(Directions for this task) Retype every one of the rows below word for word, and leave the pictures out of your copy.

# start of Data extract

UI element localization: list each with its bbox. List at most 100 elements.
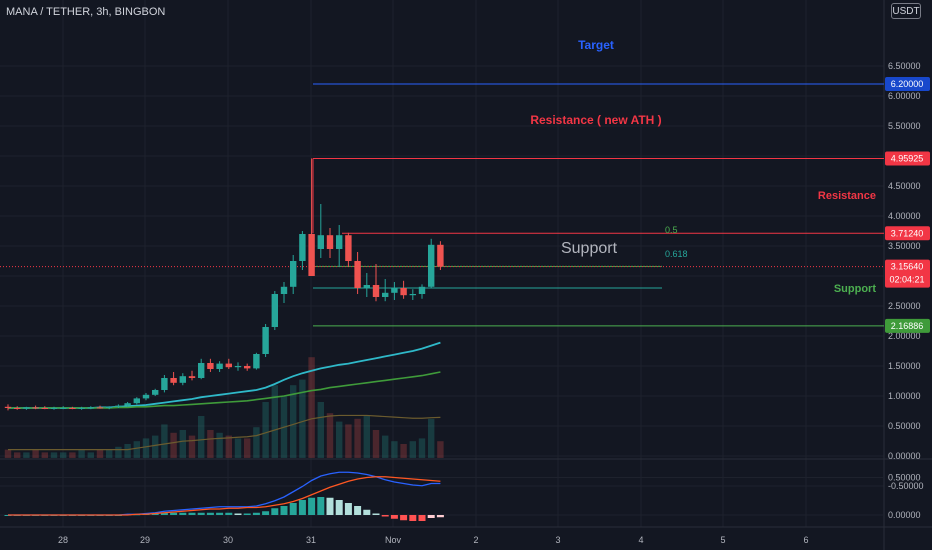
- candle-body: [78, 408, 85, 409]
- time-axis[interactable]: 28 29 30 31 Nov 2 3 4 5 6: [58, 535, 809, 545]
- volume-bar: [262, 402, 269, 458]
- candle-body: [354, 261, 361, 288]
- candle-body: [14, 408, 21, 409]
- macd-histogram-bar: [418, 515, 426, 521]
- candle-body: [179, 376, 186, 383]
- volume-bar: [244, 438, 251, 458]
- macd-histogram-bar: [271, 508, 279, 515]
- volume-bar: [290, 385, 297, 458]
- candle-body: [4, 406, 12, 408]
- annotations: Target Resistance ( new ATH ) Resistance…: [530, 38, 876, 295]
- candle-body: [234, 366, 242, 368]
- price-tick-label: 2.00000: [888, 331, 921, 341]
- price-tick-label: 6.00000: [888, 91, 921, 101]
- volume-bars: [4, 357, 444, 458]
- volume-bar: [207, 430, 214, 458]
- candle-body: [188, 376, 196, 378]
- price-tick-label: 0.50000: [888, 421, 921, 431]
- volume-bar: [188, 435, 196, 458]
- volume-bar: [216, 432, 223, 458]
- candle-body: [32, 407, 39, 409]
- candle-body: [317, 235, 324, 249]
- macd-histogram-bar: [400, 515, 408, 521]
- time-tick-label: 28: [58, 535, 68, 545]
- macd-signal-line: [8, 476, 441, 516]
- macd-tick-label: 0.50000: [888, 473, 921, 483]
- time-tick-label: 30: [223, 535, 233, 545]
- candles[interactable]: [4, 158, 444, 411]
- price-tick-label: 4.00000: [888, 211, 921, 221]
- volume-bar: [428, 418, 435, 458]
- macd-histogram-bar: [317, 497, 325, 515]
- volume-bar: [299, 379, 306, 458]
- macd-histogram-bar: [354, 506, 362, 515]
- volume-bar: [317, 402, 324, 458]
- candle-body: [280, 286, 288, 294]
- volume-bar: [14, 452, 21, 458]
- volume-bar: [87, 452, 94, 458]
- volume-bar: [326, 413, 334, 458]
- candle-body: [437, 244, 444, 267]
- price-tag: [885, 151, 930, 166]
- macd-histogram-bar: [335, 500, 343, 515]
- macd-histogram-bar: [225, 512, 233, 515]
- macd-histogram-bar: [363, 509, 371, 515]
- price-tick-label: 4.50000: [888, 181, 921, 191]
- volume-bar: [336, 421, 343, 458]
- volume-bar: [198, 416, 205, 458]
- macd-histogram-bar: [289, 503, 297, 515]
- candle-body: [363, 285, 370, 288]
- price-tick-label: 3.50000: [888, 241, 921, 251]
- volume-bar: [106, 449, 113, 458]
- macd-histogram-bar: [381, 515, 389, 517]
- candle-body: [115, 405, 122, 407]
- macd-histogram-bar: [409, 515, 417, 521]
- candle-body: [69, 408, 76, 409]
- price-tick-label: 5.50000: [888, 121, 921, 131]
- volume-bar: [142, 438, 150, 458]
- annotation-support-mid: Support: [561, 240, 618, 257]
- volume-bar: [308, 357, 315, 458]
- macd-histogram-bar: [243, 513, 251, 515]
- volume-bar: [253, 427, 260, 458]
- annotation-resistance-ath: Resistance ( new ATH ): [530, 113, 661, 127]
- candle-body: [418, 286, 426, 294]
- macd-histogram-bar: [326, 497, 334, 515]
- candle-body: [96, 407, 104, 409]
- candle-body: [345, 235, 352, 261]
- volume-bar: [400, 444, 407, 458]
- volume-bar: [78, 449, 85, 458]
- annotation-target: Target: [578, 38, 614, 52]
- volume-bar: [133, 441, 140, 458]
- macd-histogram-bar: [252, 512, 260, 515]
- macd-histogram-bar: [427, 515, 435, 518]
- volume-bar: [391, 441, 398, 458]
- volume-bar: [345, 424, 352, 458]
- macd-histogram-bar: [216, 512, 224, 515]
- candle-body: [225, 363, 232, 368]
- price-axis[interactable]: 6.500006.000005.500005.000004.500004.000…: [885, 61, 930, 491]
- macd-tick-label: 0.00000: [888, 510, 921, 520]
- macd-histogram-bar: [280, 506, 288, 515]
- volume-ma-line: [8, 414, 441, 451]
- candle-body: [262, 327, 269, 354]
- volume-bar: [152, 435, 159, 458]
- candle-body: [207, 363, 214, 369]
- volume-bar: [409, 441, 416, 458]
- price-tag-label: 2.16886: [891, 321, 924, 331]
- price-tag: [885, 318, 930, 333]
- candle-body: [106, 406, 113, 408]
- macd-histogram-bar: [372, 513, 380, 515]
- volume-bar: [161, 424, 168, 458]
- price-tag: [885, 259, 930, 288]
- candle-body: [60, 408, 67, 409]
- time-tick-label: 2: [473, 535, 478, 545]
- currency-button[interactable]: USDT: [891, 3, 921, 19]
- macd-histogram-bar: [206, 512, 214, 515]
- candle-body: [382, 292, 389, 297]
- candle-body: [336, 235, 343, 249]
- price-tag: [885, 226, 930, 241]
- volume-bar: [32, 449, 39, 458]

# end of Data extract

(Result of the task)
UI element localization: list each with its bbox. List at most 100 elements.
- candle-body: [78, 408, 85, 409]
- time-axis[interactable]: 28 29 30 31 Nov 2 3 4 5 6: [58, 535, 809, 545]
- volume-bar: [262, 402, 269, 458]
- candle-body: [354, 261, 361, 288]
- candle-body: [14, 408, 21, 409]
- macd-histogram-bar: [418, 515, 426, 521]
- candle-body: [179, 376, 186, 383]
- volume-bar: [244, 438, 251, 458]
- macd-histogram-bar: [271, 508, 279, 515]
- volume-bar: [290, 385, 297, 458]
- candle-body: [4, 406, 12, 408]
- annotations: Target Resistance ( new ATH ) Resistance…: [530, 38, 876, 295]
- candle-body: [234, 366, 242, 368]
- price-tick-label: 2.00000: [888, 331, 921, 341]
- price-tick-label: 6.00000: [888, 91, 921, 101]
- volume-bars: [4, 357, 444, 458]
- volume-bar: [207, 430, 214, 458]
- candle-body: [188, 376, 196, 378]
- price-tick-label: 0.50000: [888, 421, 921, 431]
- volume-bar: [188, 435, 196, 458]
- volume-bar: [216, 432, 223, 458]
- candle-body: [32, 407, 39, 409]
- candle-body: [317, 235, 324, 249]
- macd-histogram-bar: [400, 515, 408, 521]
- time-tick-label: 28: [58, 535, 68, 545]
- macd-signal-line: [8, 476, 441, 516]
- macd-tick-label: 0.50000: [888, 473, 921, 483]
- time-tick-label: 30: [223, 535, 233, 545]
- candles[interactable]: [4, 158, 444, 411]
- price-tick-label: 4.00000: [888, 211, 921, 221]
- volume-bar: [428, 418, 435, 458]
- macd-histogram-bar: [317, 497, 325, 515]
- volume-bar: [299, 379, 306, 458]
- macd-histogram-bar: [354, 506, 362, 515]
- volume-bar: [317, 402, 324, 458]
- candle-body: [280, 286, 288, 294]
- volume-bar: [14, 452, 21, 458]
- volume-bar: [87, 452, 94, 458]
- volume-bar: [326, 413, 334, 458]
- candle-body: [437, 244, 444, 267]
- price-tag: [885, 151, 930, 166]
- macd-histogram-bar: [335, 500, 343, 515]
- macd-histogram-bar: [225, 512, 233, 515]
- macd-histogram-bar: [363, 509, 371, 515]
- price-tick-label: 4.50000: [888, 181, 921, 191]
- volume-bar: [336, 421, 343, 458]
- volume-bar: [198, 416, 205, 458]
- macd-histogram-bar: [289, 503, 297, 515]
- candle-body: [363, 285, 370, 288]
- price-tick-label: 3.50000: [888, 241, 921, 251]
- volume-bar: [106, 449, 113, 458]
- macd-histogram-bar: [381, 515, 389, 517]
- candle-body: [115, 405, 122, 407]
- macd-histogram-bar: [409, 515, 417, 521]
- candle-body: [69, 408, 76, 409]
- price-tick-label: 5.50000: [888, 121, 921, 131]
- volume-bar: [142, 438, 150, 458]
- annotation-support-mid: Support: [561, 240, 618, 257]
- volume-bar: [308, 357, 315, 458]
- macd-histogram-bar: [243, 513, 251, 515]
- volume-bar: [253, 427, 260, 458]
- annotation-resistance-ath: Resistance ( new ATH ): [530, 113, 661, 127]
- candle-body: [418, 286, 426, 294]
- macd-histogram-bar: [326, 497, 334, 515]
- candle-body: [96, 407, 104, 409]
- candle-body: [345, 235, 352, 261]
- volume-bar: [400, 444, 407, 458]
- volume-bar: [78, 449, 85, 458]
- annotation-target: Target: [578, 38, 614, 52]
- volume-bar: [133, 441, 140, 458]
- macd-histogram-bar: [252, 512, 260, 515]
- macd-histogram-bar: [427, 515, 435, 518]
- volume-bar: [391, 441, 398, 458]
- volume-bar: [345, 424, 352, 458]
- macd-histogram-bar: [216, 512, 224, 515]
- candle-body: [225, 363, 232, 368]
- price-axis[interactable]: 6.500006.000005.500005.000004.500004.000…: [885, 61, 930, 491]
- macd-tick-label: 0.00000: [888, 510, 921, 520]
- macd-histogram-bar: [280, 506, 288, 515]
- volume-ma-line: [8, 414, 441, 451]
- candle-body: [262, 327, 269, 354]
- volume-bar: [152, 435, 159, 458]
- candle-body: [207, 363, 214, 369]
- volume-bar: [409, 441, 416, 458]
- price-tag-label: 2.16886: [891, 321, 924, 331]
- price-tag: [885, 318, 930, 333]
- candle-body: [106, 406, 113, 408]
- macd-histogram-bar: [372, 513, 380, 515]
- volume-bar: [161, 424, 168, 458]
- price-tag: [885, 259, 930, 288]
- candle-body: [60, 408, 67, 409]
- time-tick-label: 2: [473, 535, 478, 545]
- currency-button[interactable]: USDT: [891, 3, 921, 19]
- macd-histogram-bar: [206, 512, 214, 515]
- candle-body: [382, 292, 389, 297]
- candle-body: [336, 235, 343, 249]
- price-tag: [885, 226, 930, 241]
- volume-bar: [32, 449, 39, 458]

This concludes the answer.